# [EXERCISE PROMPT]
What is the number of lines holding the word "like"? Write that number and nothing else.

Data records:
* * *
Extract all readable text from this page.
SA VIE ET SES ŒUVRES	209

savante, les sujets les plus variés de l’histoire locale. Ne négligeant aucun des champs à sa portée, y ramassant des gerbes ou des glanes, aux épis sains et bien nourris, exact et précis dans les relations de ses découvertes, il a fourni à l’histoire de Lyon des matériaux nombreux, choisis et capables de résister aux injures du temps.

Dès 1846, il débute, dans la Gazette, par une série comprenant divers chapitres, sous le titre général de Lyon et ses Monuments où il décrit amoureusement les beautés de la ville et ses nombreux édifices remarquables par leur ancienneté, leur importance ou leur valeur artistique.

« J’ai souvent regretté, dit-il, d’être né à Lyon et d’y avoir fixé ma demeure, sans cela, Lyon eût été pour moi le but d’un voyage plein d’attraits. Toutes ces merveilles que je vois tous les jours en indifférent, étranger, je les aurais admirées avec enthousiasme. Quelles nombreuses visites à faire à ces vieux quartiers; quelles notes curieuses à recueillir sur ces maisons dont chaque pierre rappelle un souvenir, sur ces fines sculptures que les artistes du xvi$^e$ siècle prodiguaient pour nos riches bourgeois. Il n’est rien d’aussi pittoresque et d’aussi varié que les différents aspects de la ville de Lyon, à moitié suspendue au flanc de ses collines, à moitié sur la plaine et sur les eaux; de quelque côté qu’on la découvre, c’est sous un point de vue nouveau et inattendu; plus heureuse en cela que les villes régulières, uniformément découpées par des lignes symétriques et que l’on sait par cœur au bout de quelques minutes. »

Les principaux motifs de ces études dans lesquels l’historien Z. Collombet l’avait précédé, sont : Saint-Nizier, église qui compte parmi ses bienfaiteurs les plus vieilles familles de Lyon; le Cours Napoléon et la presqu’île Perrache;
* * *
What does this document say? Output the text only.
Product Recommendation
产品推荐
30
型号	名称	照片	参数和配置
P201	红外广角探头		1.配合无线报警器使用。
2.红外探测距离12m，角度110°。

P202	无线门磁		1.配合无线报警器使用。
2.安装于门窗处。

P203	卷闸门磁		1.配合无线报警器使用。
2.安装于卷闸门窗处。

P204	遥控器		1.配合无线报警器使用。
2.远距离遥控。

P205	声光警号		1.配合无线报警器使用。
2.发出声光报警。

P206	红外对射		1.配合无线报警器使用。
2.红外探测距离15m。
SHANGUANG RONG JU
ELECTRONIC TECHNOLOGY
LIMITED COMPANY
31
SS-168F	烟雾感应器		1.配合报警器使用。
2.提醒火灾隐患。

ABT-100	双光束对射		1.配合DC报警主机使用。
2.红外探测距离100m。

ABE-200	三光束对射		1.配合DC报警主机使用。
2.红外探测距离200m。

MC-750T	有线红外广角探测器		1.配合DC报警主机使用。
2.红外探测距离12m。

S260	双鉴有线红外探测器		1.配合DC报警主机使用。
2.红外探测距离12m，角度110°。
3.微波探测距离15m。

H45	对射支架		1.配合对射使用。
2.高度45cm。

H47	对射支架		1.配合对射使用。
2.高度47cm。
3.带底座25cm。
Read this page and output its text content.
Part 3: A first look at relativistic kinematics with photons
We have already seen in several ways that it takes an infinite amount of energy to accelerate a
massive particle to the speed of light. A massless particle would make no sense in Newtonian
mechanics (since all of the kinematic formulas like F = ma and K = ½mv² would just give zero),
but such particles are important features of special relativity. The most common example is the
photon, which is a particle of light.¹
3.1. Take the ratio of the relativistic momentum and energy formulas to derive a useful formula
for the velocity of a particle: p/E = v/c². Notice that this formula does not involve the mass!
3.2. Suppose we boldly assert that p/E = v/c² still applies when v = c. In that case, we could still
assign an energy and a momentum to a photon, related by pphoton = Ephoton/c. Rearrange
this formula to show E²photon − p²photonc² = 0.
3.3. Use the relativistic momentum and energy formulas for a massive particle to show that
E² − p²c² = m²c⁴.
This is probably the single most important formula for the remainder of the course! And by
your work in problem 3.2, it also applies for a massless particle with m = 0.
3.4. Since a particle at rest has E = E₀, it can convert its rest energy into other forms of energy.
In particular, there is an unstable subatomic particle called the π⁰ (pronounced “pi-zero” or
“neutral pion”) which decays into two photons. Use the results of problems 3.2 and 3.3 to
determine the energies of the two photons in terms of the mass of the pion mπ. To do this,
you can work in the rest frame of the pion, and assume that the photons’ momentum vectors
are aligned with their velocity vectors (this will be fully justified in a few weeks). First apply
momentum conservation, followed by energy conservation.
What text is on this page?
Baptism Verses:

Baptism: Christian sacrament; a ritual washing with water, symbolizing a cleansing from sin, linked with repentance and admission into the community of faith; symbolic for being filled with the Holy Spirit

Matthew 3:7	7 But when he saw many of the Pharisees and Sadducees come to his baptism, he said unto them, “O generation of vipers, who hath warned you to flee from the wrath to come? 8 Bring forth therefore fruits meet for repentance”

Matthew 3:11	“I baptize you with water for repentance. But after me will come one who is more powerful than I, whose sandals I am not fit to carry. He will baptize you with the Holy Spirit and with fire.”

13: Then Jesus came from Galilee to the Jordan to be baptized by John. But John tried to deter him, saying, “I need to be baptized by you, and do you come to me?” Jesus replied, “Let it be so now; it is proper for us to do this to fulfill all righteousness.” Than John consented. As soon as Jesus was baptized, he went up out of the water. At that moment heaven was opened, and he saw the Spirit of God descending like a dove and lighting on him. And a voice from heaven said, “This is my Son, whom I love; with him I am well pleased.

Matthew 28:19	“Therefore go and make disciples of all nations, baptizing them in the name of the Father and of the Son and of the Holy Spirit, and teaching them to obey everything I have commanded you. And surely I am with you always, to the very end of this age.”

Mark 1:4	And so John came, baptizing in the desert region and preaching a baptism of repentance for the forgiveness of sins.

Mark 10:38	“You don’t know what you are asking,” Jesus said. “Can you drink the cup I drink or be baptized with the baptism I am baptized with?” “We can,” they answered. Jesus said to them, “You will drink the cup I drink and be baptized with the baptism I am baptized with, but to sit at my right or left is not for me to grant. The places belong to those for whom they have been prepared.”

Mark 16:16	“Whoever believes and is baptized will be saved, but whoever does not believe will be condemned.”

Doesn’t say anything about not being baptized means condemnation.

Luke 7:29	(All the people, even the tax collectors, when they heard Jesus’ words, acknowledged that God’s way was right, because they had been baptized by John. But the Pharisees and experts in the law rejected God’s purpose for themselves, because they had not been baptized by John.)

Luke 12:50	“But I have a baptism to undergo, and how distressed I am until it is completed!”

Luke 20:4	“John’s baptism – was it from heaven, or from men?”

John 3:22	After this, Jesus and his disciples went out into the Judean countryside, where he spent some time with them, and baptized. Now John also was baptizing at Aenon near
* * *
# [TASK RESPONSE]
2